(A block of data)
<<<<

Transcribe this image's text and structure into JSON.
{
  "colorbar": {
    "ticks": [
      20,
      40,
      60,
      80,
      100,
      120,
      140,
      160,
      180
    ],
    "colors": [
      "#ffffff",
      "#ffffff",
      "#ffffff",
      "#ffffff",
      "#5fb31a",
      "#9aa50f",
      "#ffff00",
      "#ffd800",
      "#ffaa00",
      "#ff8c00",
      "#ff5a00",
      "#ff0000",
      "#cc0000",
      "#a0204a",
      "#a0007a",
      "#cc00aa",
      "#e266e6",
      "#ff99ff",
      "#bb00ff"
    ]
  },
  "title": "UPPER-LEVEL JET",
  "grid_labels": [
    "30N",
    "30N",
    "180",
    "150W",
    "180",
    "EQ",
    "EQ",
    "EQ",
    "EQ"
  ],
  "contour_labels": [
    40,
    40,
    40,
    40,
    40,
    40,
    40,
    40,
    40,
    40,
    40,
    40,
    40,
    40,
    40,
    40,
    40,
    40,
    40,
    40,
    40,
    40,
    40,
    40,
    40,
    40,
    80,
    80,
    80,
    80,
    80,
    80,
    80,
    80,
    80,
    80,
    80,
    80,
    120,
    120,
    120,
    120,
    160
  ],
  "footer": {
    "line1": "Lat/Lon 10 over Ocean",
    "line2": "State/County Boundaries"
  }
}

>>>>
<<<<

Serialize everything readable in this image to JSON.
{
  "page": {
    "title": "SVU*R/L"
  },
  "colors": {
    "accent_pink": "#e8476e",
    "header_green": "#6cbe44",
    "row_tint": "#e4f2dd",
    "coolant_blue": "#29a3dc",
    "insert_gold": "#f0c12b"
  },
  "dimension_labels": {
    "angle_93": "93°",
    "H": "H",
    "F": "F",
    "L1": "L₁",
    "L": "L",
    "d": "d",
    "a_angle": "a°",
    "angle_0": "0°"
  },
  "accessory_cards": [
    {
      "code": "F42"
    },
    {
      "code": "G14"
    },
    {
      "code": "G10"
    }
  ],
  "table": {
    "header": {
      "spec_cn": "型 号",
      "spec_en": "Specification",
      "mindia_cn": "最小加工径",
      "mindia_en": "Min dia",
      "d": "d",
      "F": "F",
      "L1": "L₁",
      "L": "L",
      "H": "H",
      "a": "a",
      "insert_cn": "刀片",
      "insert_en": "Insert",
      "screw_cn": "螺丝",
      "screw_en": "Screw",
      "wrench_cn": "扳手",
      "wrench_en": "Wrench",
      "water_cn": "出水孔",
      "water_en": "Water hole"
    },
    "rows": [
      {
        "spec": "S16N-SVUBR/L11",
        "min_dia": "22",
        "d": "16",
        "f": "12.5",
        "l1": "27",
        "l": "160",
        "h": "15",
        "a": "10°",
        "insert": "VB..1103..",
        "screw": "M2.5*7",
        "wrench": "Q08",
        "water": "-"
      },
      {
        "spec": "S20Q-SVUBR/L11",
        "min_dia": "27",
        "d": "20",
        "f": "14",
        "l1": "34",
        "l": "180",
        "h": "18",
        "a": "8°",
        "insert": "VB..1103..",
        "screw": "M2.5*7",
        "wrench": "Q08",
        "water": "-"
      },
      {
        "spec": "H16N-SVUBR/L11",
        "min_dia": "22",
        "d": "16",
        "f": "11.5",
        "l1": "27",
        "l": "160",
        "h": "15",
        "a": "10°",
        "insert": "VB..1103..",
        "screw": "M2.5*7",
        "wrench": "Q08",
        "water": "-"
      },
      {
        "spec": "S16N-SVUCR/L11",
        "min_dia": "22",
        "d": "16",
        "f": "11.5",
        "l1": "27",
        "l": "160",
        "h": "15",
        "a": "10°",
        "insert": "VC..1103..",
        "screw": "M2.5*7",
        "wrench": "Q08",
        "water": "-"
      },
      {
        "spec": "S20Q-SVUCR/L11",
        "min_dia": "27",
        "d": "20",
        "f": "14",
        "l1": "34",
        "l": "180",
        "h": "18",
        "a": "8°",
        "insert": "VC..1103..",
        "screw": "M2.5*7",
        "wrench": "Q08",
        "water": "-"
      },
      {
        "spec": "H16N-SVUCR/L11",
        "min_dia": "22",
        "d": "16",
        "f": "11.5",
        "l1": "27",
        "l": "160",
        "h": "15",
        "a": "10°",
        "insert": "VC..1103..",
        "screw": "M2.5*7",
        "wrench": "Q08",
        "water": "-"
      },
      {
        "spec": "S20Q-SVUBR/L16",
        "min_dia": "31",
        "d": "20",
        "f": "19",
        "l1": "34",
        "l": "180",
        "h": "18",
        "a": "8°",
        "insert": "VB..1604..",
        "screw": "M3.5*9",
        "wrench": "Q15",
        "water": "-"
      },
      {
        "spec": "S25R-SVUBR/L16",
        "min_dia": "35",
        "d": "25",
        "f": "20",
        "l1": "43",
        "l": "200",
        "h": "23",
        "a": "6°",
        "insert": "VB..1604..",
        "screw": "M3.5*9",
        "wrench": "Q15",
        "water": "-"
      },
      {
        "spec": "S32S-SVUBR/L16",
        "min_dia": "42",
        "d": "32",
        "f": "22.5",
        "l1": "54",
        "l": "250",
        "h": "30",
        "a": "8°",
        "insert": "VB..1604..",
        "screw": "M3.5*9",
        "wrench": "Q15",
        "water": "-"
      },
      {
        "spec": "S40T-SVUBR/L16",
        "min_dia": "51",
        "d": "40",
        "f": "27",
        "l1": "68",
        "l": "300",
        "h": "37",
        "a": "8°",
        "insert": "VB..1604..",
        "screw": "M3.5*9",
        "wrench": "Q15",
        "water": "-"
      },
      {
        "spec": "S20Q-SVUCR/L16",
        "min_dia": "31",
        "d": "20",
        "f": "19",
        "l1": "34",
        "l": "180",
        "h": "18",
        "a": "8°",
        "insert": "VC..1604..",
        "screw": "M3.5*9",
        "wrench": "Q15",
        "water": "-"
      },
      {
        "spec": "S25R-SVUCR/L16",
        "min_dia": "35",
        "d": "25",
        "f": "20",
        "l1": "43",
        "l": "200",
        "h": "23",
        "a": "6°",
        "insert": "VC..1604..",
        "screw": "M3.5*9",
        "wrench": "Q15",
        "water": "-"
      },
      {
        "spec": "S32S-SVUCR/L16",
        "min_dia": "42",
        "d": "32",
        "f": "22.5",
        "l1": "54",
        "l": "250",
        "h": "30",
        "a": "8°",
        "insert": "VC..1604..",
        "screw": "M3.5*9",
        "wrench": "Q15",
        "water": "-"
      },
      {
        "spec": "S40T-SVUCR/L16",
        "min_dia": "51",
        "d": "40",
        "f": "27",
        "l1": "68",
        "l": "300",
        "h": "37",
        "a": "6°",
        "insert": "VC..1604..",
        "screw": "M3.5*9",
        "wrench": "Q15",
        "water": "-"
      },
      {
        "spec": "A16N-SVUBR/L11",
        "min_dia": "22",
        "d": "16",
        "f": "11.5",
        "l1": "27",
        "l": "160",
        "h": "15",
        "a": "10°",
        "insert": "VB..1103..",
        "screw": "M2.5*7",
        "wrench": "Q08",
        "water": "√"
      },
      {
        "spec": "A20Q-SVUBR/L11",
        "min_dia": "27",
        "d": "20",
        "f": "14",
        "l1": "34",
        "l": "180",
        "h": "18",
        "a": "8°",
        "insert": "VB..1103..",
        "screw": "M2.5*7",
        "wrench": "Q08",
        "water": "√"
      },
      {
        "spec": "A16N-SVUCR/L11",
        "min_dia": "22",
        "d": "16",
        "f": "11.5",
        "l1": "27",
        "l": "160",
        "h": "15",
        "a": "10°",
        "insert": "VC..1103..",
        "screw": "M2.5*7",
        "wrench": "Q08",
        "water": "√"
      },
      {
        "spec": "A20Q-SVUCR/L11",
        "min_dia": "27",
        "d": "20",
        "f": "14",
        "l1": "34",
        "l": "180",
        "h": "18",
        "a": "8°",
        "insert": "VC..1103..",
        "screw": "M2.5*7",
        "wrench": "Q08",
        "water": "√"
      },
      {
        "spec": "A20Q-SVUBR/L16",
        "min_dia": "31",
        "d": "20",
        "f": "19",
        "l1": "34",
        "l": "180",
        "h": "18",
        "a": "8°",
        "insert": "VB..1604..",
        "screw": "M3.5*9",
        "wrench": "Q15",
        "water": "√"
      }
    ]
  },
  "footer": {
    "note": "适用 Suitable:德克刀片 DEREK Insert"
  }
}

>>>>
<<<<

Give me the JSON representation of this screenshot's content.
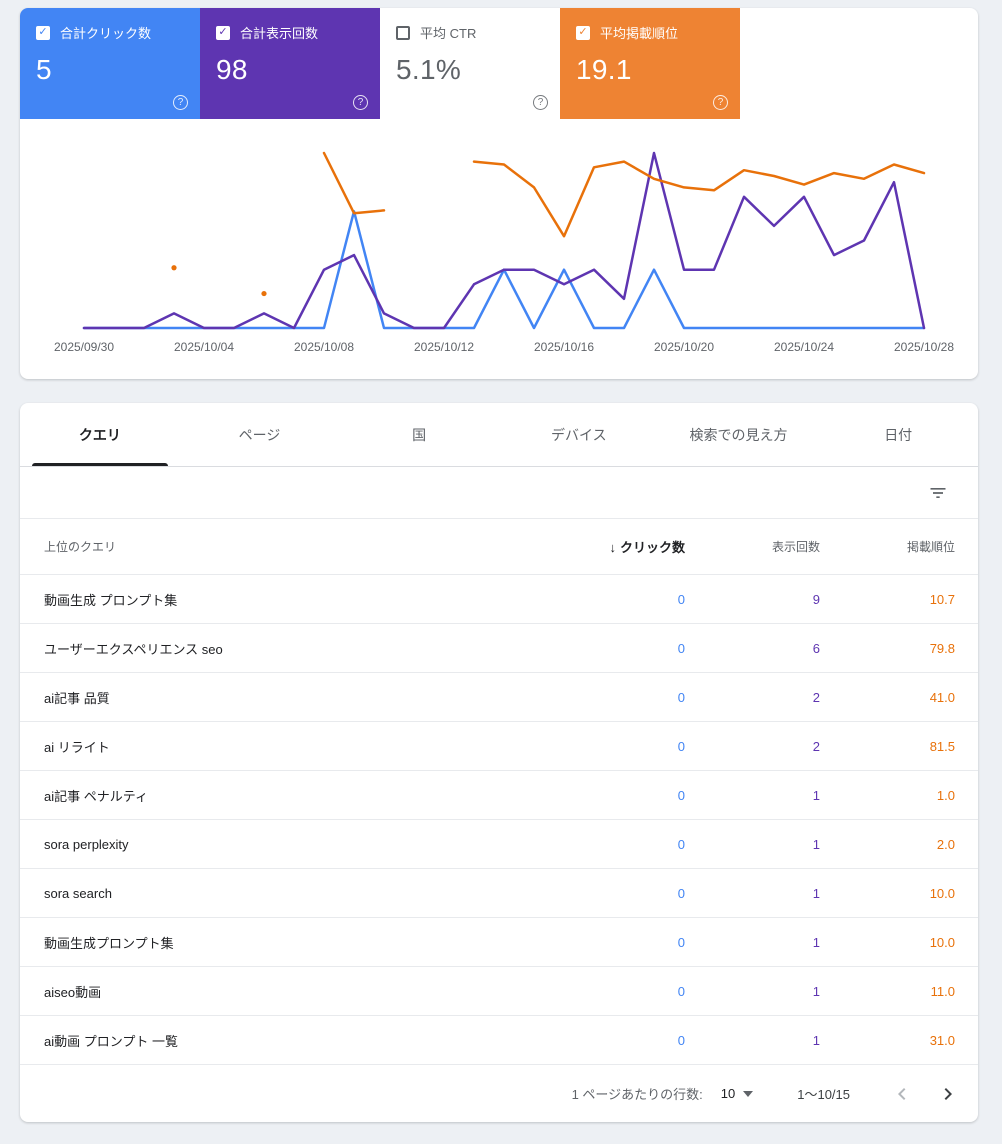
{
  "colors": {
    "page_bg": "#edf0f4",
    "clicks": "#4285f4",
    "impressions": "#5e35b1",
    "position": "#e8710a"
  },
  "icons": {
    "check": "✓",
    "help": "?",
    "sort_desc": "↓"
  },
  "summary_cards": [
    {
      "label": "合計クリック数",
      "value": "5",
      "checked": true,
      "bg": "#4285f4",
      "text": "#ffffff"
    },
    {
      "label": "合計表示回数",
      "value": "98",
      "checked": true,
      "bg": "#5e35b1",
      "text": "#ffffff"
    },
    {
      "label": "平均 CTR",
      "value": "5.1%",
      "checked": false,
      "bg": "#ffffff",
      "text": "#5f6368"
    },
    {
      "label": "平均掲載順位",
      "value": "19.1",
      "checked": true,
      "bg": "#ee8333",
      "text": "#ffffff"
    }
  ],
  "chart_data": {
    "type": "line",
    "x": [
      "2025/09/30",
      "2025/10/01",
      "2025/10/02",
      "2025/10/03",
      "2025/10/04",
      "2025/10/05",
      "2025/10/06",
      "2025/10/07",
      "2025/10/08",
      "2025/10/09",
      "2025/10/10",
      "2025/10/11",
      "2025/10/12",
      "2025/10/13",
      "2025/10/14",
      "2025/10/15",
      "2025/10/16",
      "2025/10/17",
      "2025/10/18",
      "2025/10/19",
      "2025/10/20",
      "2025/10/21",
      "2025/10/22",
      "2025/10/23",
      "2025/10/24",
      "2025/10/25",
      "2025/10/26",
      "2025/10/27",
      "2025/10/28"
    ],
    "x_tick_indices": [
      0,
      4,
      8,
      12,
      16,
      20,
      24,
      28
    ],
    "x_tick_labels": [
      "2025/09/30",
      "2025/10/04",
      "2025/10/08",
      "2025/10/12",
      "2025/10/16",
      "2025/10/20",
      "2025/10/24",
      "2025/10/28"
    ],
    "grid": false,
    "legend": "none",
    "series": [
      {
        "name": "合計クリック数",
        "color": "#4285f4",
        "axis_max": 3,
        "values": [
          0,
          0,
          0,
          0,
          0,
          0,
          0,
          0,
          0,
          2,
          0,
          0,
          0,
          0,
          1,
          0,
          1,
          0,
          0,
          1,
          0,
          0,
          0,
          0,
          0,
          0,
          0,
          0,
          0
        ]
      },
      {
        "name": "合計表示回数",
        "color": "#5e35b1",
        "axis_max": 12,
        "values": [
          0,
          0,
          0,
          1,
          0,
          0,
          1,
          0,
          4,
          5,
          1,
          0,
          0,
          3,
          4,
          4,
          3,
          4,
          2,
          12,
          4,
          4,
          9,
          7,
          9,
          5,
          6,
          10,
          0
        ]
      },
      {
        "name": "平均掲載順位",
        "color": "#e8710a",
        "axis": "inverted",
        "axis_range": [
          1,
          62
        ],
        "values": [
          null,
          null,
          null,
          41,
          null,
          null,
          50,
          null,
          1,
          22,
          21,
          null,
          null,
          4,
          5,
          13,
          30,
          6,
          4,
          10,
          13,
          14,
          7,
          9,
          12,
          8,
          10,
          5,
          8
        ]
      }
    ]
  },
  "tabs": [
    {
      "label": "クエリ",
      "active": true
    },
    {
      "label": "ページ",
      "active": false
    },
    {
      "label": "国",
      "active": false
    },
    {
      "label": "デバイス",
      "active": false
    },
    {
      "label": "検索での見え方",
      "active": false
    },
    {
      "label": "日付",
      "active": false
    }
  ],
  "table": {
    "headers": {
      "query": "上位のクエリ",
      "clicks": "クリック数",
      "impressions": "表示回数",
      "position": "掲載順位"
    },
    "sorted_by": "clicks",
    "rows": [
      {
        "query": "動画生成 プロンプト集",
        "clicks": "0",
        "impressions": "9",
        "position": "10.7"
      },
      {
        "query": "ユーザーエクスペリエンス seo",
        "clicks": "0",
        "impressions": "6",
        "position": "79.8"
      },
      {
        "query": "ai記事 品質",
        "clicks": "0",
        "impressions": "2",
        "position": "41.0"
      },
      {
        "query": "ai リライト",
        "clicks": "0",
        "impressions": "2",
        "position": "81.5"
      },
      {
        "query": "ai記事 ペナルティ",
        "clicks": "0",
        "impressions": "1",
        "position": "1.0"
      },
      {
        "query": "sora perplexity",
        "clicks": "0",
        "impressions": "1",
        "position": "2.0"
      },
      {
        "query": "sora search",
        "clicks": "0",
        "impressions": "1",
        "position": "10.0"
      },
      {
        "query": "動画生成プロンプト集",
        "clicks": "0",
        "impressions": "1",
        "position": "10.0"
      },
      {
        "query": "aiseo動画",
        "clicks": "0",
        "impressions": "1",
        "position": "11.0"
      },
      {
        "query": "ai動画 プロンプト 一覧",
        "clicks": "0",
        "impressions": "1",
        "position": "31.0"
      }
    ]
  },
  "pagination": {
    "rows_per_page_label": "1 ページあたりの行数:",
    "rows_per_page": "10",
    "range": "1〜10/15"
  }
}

>>>>

• _OBJECTIVE_: Pick out every line of the listing containing the word "query", and show those lines.

• _FULL RESPONSE_:
      "query": "上位のクエリ",
        "query": "動画生成 プロンプト集",
        "query": "ユーザーエクスペリエンス seo",
        "query": "ai記事 品質",
        "query": "ai リライト",
        "query": "ai記事 ペナルティ",
        "query": "sora perplexity",
        "query": "sora search",
        "query": "動画生成プロンプト集",
        "query": "aiseo動画",
        "query": "ai動画 プロンプト 一覧",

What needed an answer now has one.